» **Data for this exercise**:
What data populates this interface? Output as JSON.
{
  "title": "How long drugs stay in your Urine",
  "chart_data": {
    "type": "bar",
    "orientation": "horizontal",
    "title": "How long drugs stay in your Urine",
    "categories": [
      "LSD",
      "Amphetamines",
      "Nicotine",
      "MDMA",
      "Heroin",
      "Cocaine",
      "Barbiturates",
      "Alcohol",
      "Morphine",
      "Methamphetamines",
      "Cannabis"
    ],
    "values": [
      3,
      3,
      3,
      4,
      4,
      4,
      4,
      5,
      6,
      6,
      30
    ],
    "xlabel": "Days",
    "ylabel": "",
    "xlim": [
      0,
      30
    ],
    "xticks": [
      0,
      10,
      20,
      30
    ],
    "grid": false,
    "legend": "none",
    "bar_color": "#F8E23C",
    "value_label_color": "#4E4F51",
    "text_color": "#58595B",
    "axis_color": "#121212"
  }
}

» **Exercise prompt**: Repeat all of the records above exactly as they appear.

» **Task response**:
What data populates this interface? Output as JSON.
{
  "title": "How long drugs stay in your Urine",
  "chart_data": {
    "type": "bar",
    "orientation": "horizontal",
    "title": "How long drugs stay in your Urine",
    "categories": [
      "LSD",
      "Amphetamines",
      "Nicotine",
      "MDMA",
      "Heroin",
      "Cocaine",
      "Barbiturates",
      "Alcohol",
      "Morphine",
      "Methamphetamines",
      "Cannabis"
    ],
    "values": [
      3,
      3,
      3,
      4,
      4,
      4,
      4,
      5,
      6,
      6,
      30
    ],
    "xlabel": "Days",
    "ylabel": "",
    "xlim": [
      0,
      30
    ],
    "xticks": [
      0,
      10,
      20,
      30
    ],
    "grid": false,
    "legend": "none",
    "bar_color": "#F8E23C",
    "value_label_color": "#4E4F51",
    "text_color": "#58595B",
    "axis_color": "#121212"
  }
}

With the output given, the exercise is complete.